• What you should do: Provide nothing but the number of lines containing the string "Quintile".

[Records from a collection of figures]
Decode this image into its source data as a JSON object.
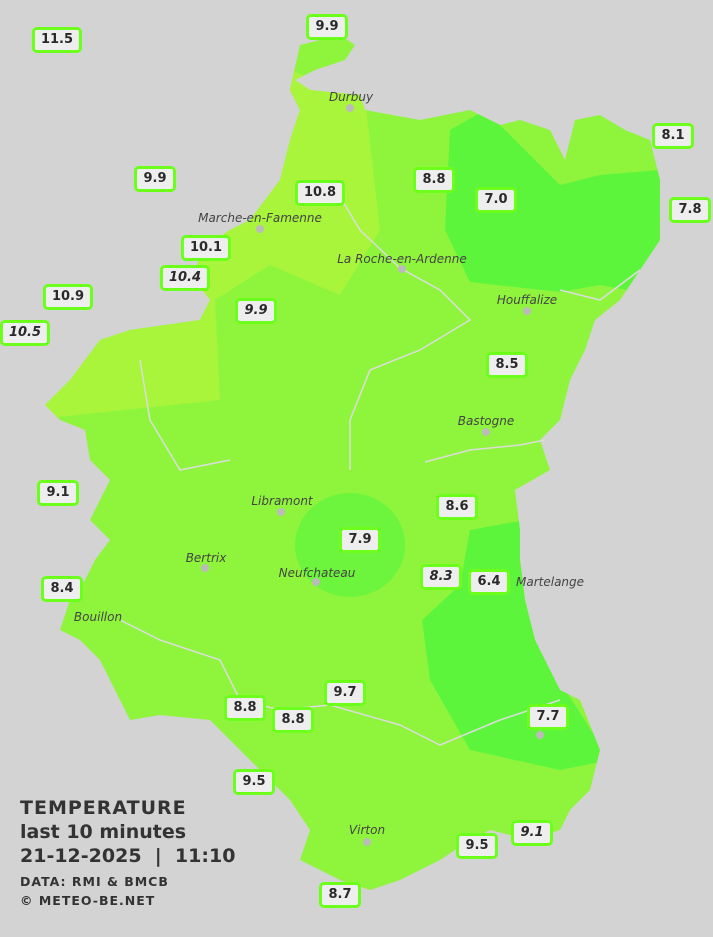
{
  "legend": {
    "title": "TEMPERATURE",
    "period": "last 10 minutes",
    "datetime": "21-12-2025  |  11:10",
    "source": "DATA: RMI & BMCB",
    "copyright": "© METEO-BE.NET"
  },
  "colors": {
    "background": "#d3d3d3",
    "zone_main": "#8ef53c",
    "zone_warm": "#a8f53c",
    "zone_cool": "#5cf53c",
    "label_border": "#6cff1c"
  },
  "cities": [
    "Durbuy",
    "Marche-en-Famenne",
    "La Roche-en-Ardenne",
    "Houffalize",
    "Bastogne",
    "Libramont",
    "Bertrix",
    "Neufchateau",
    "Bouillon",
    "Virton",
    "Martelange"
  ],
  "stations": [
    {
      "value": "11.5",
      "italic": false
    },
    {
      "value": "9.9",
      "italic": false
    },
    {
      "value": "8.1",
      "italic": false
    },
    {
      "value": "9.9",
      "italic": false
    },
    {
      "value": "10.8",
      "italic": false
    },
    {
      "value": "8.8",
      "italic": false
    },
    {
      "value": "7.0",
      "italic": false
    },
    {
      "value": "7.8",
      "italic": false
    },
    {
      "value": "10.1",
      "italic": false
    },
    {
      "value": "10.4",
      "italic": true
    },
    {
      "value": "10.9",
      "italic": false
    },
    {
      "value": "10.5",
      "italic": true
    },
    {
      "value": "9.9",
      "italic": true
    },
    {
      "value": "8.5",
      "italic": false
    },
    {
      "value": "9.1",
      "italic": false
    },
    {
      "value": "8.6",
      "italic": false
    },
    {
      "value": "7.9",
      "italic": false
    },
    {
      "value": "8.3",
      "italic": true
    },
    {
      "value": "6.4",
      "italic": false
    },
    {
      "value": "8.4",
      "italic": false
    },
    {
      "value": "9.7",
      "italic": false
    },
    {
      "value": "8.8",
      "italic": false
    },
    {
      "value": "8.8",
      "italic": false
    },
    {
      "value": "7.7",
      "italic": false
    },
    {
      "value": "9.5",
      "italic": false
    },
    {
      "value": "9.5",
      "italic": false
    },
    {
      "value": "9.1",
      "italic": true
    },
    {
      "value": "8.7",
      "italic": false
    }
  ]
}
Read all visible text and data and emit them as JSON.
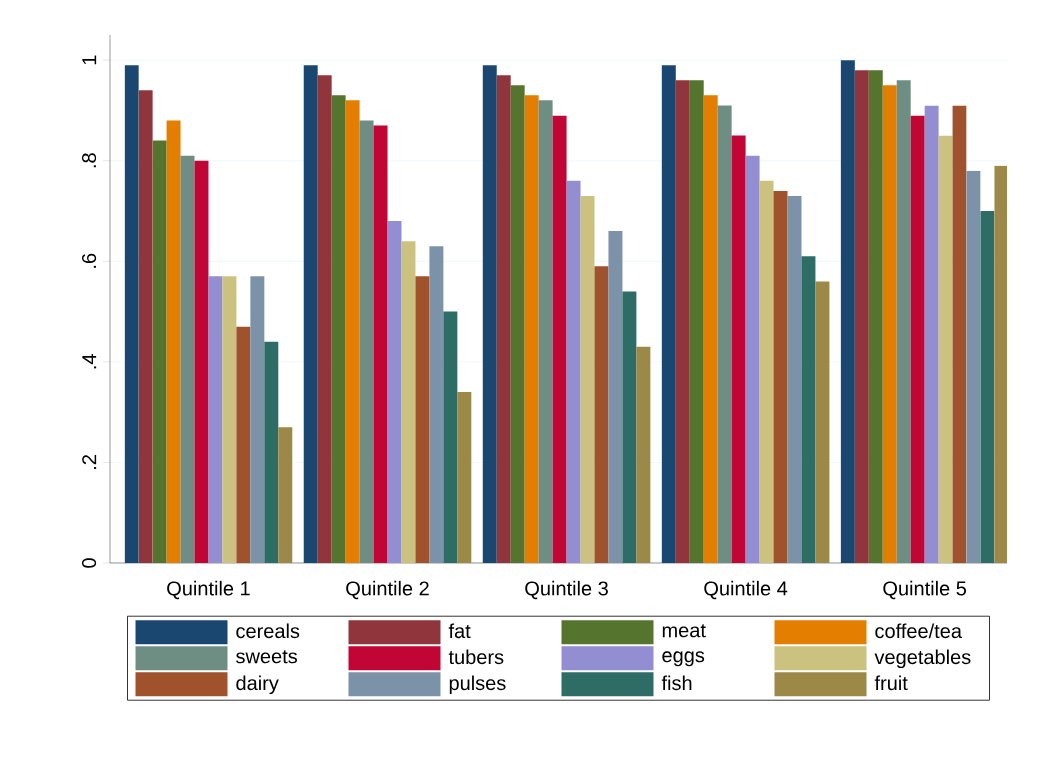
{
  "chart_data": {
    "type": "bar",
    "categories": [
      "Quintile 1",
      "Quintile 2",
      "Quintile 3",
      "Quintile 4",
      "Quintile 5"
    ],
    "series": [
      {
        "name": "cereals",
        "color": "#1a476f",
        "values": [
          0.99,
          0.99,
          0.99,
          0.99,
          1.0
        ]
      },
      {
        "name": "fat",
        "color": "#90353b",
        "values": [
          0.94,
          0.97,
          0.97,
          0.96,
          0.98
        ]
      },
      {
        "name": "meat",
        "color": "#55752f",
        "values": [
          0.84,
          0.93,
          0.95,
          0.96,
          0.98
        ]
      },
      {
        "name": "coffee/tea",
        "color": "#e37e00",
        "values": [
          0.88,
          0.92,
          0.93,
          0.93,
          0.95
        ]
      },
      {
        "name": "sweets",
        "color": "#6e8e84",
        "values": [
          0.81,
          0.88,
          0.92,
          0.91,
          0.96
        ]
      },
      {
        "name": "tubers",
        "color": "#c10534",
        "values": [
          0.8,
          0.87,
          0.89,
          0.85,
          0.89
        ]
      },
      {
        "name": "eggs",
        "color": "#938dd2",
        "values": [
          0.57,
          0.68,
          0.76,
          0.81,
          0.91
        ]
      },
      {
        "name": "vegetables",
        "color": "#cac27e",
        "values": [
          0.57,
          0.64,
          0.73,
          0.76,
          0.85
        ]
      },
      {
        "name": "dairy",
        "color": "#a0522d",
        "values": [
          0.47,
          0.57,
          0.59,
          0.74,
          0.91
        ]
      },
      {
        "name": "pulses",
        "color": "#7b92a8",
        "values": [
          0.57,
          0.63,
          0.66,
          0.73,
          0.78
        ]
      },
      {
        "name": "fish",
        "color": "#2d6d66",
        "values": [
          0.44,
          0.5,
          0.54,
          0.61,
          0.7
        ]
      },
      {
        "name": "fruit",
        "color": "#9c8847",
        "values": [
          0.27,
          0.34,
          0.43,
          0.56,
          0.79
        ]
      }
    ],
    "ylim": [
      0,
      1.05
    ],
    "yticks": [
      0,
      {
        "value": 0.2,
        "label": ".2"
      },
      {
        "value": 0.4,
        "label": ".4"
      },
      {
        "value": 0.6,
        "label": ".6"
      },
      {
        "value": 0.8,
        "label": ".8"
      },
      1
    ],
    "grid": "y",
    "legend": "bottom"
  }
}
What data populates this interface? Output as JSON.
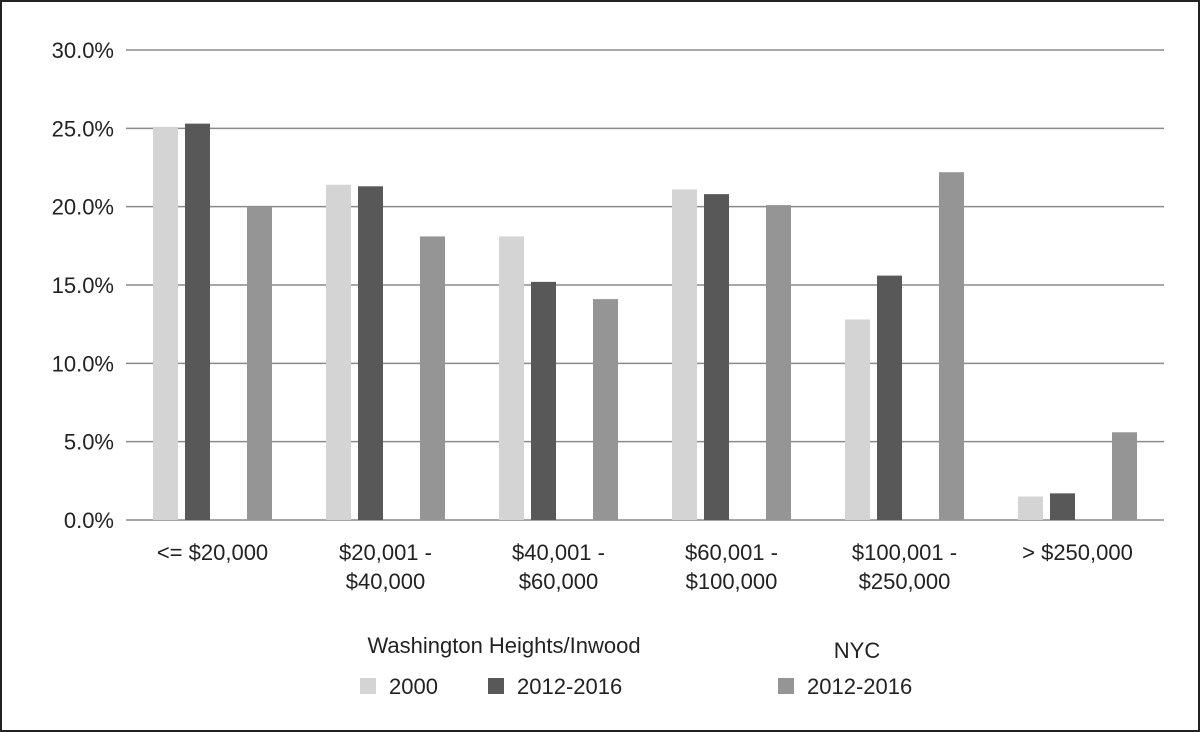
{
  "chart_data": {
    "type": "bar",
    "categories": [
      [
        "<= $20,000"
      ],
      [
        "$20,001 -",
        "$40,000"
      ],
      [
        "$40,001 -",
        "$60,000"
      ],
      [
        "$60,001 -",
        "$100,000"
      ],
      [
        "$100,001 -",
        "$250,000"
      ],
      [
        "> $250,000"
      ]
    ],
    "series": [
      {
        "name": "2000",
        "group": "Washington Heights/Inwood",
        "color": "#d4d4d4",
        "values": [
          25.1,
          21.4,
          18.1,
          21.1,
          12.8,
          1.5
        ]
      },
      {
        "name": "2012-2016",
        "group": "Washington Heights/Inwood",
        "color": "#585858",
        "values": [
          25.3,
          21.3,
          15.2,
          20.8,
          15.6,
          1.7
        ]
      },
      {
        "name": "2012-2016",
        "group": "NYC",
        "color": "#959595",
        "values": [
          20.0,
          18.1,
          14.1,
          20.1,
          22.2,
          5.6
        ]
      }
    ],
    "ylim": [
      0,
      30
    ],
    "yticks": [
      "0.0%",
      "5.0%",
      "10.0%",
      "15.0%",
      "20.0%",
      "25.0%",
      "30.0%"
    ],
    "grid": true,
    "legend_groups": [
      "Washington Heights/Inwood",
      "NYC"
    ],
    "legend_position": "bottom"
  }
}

==

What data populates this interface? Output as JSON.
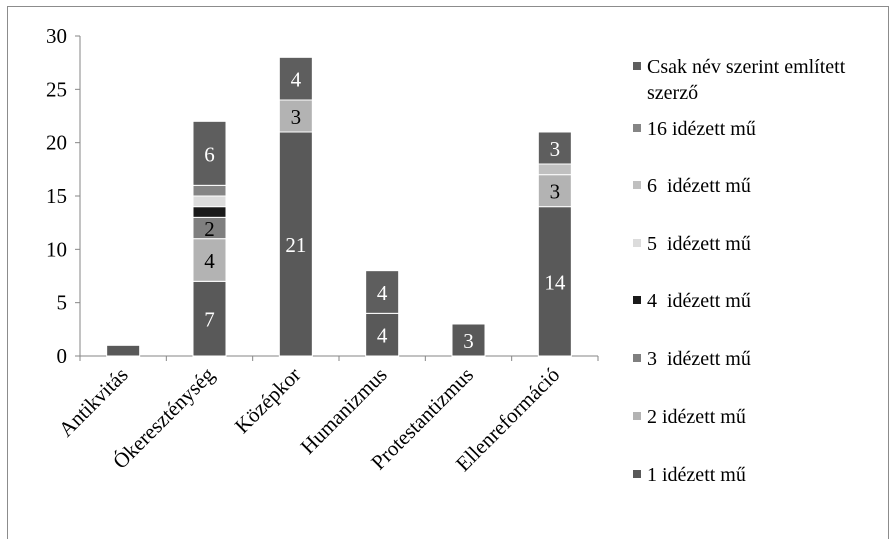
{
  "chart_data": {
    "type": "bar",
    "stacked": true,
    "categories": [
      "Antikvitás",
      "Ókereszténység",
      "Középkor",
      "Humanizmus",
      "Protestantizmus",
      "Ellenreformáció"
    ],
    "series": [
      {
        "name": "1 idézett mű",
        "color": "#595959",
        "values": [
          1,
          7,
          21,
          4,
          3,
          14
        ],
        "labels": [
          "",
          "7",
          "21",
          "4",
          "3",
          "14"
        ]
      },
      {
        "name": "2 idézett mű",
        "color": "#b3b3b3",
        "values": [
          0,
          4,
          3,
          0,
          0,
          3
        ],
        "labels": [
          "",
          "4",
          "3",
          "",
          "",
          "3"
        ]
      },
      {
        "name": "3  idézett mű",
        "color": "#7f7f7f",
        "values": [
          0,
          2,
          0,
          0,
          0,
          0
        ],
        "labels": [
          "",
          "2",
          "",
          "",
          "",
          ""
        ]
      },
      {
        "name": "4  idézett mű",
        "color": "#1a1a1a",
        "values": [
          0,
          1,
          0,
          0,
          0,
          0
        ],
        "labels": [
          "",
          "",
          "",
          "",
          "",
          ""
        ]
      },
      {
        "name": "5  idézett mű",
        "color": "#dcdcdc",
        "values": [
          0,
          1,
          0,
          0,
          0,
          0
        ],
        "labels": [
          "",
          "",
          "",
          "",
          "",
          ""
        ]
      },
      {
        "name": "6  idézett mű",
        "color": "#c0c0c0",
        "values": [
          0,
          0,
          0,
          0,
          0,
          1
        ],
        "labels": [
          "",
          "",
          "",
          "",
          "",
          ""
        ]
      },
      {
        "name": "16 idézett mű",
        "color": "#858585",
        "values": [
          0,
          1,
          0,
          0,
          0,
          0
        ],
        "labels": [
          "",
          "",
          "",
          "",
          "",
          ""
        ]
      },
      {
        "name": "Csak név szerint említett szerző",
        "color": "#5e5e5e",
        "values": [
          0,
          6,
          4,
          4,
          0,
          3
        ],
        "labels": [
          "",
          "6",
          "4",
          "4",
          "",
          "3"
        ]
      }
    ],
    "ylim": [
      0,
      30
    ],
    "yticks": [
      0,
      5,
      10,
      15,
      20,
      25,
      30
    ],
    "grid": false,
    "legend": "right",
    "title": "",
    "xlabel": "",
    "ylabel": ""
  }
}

...

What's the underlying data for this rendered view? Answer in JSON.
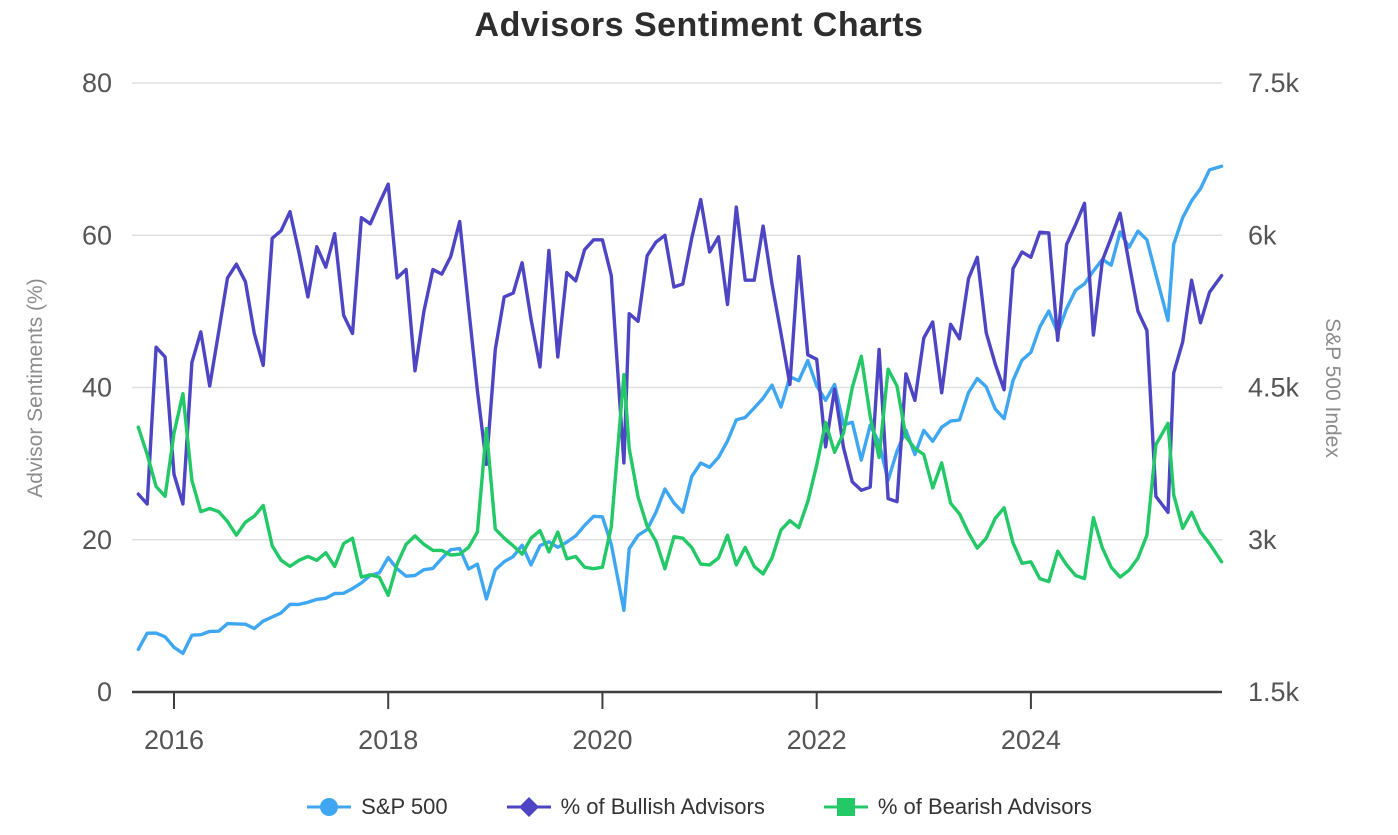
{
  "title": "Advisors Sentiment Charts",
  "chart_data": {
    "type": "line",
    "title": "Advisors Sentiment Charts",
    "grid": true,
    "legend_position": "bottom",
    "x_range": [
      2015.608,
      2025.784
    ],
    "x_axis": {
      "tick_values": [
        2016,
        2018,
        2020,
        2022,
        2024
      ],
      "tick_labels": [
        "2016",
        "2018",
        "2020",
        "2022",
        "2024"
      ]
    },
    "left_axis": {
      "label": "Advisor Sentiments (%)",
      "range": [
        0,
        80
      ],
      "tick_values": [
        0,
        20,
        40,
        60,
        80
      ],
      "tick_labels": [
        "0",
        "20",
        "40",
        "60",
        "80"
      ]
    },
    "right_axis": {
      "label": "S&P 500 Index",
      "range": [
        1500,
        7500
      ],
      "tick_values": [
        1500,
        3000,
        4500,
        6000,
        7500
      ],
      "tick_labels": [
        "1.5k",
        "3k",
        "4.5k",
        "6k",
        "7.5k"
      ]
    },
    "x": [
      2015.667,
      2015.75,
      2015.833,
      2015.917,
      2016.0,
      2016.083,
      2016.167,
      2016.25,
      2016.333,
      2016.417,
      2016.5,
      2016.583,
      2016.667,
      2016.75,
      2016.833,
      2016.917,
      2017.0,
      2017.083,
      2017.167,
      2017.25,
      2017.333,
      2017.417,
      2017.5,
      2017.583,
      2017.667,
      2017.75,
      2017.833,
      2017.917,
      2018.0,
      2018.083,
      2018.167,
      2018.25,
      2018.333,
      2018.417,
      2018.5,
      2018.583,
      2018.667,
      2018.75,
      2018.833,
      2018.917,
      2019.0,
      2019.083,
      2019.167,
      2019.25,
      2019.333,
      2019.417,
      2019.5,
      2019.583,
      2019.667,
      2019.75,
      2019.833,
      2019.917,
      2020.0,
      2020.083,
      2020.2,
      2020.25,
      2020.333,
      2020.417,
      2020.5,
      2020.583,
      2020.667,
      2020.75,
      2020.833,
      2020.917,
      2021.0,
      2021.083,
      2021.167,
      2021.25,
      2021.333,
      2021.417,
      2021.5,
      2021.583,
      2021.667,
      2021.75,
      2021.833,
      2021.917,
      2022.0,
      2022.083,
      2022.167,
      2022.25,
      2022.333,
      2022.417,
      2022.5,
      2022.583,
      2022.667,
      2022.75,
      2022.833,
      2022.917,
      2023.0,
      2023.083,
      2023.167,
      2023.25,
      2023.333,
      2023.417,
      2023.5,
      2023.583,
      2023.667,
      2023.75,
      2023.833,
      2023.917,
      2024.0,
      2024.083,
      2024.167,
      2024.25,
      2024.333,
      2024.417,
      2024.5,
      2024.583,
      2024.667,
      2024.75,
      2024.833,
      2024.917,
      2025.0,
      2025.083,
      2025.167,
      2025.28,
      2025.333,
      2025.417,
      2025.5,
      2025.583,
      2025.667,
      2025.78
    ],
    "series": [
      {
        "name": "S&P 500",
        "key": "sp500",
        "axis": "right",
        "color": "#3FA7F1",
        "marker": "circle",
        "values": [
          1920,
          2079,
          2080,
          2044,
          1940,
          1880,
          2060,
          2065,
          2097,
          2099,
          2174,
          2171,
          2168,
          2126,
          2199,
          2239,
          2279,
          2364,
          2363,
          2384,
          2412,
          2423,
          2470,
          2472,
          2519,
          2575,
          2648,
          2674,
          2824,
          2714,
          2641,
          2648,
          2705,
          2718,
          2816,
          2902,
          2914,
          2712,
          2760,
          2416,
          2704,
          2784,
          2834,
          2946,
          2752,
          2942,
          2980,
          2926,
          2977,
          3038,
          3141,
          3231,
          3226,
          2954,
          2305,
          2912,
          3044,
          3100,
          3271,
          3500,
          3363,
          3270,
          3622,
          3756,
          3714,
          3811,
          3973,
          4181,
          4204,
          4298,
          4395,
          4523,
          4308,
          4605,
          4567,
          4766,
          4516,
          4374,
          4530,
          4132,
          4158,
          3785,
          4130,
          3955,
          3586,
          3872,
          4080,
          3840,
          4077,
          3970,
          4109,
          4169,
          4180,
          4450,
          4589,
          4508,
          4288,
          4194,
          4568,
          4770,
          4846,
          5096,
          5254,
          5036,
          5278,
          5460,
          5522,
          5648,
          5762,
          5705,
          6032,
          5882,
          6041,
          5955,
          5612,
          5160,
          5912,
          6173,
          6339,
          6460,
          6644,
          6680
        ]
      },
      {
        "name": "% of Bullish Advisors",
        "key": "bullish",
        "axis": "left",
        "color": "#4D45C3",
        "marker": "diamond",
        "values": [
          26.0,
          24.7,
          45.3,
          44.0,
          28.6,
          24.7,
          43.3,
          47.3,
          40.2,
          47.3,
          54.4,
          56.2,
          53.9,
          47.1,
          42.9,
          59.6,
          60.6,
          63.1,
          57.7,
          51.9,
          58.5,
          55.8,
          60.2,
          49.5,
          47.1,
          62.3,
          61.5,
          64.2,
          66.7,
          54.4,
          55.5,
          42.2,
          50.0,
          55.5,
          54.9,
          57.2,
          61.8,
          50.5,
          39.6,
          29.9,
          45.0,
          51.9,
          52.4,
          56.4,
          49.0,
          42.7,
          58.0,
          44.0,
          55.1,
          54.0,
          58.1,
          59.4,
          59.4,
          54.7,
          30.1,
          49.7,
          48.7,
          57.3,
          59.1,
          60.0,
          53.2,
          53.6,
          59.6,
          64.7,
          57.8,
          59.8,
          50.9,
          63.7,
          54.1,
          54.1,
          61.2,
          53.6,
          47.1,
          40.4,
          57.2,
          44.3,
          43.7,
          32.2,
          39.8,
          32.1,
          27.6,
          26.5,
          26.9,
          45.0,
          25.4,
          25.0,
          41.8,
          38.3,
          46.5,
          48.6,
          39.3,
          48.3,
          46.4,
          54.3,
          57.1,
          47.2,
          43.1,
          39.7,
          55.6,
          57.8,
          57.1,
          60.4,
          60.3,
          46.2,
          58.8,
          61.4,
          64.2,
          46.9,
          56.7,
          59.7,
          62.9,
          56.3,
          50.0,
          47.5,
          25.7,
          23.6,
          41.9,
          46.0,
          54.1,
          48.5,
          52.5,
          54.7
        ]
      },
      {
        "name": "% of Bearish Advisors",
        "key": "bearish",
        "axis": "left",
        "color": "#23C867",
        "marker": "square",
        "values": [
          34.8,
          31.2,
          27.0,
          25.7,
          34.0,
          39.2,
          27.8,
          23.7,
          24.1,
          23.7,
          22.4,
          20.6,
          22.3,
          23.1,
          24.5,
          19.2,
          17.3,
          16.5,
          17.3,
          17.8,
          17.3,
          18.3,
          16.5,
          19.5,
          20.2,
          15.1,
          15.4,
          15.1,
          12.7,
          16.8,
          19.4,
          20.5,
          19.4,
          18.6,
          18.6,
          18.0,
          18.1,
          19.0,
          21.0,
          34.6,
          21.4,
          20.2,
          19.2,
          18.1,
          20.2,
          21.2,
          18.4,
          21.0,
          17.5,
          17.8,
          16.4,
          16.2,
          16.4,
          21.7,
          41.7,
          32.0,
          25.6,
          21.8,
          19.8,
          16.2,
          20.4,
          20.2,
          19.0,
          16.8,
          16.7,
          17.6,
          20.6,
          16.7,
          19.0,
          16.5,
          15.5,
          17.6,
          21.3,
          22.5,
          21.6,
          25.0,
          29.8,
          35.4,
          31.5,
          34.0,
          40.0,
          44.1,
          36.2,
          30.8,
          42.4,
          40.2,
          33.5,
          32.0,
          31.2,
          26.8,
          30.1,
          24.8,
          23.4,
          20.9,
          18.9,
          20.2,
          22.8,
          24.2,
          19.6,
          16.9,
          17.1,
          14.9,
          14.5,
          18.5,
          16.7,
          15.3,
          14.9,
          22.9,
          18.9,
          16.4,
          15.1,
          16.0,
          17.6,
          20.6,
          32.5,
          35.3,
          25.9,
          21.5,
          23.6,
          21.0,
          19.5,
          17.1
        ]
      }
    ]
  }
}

• Reply: 5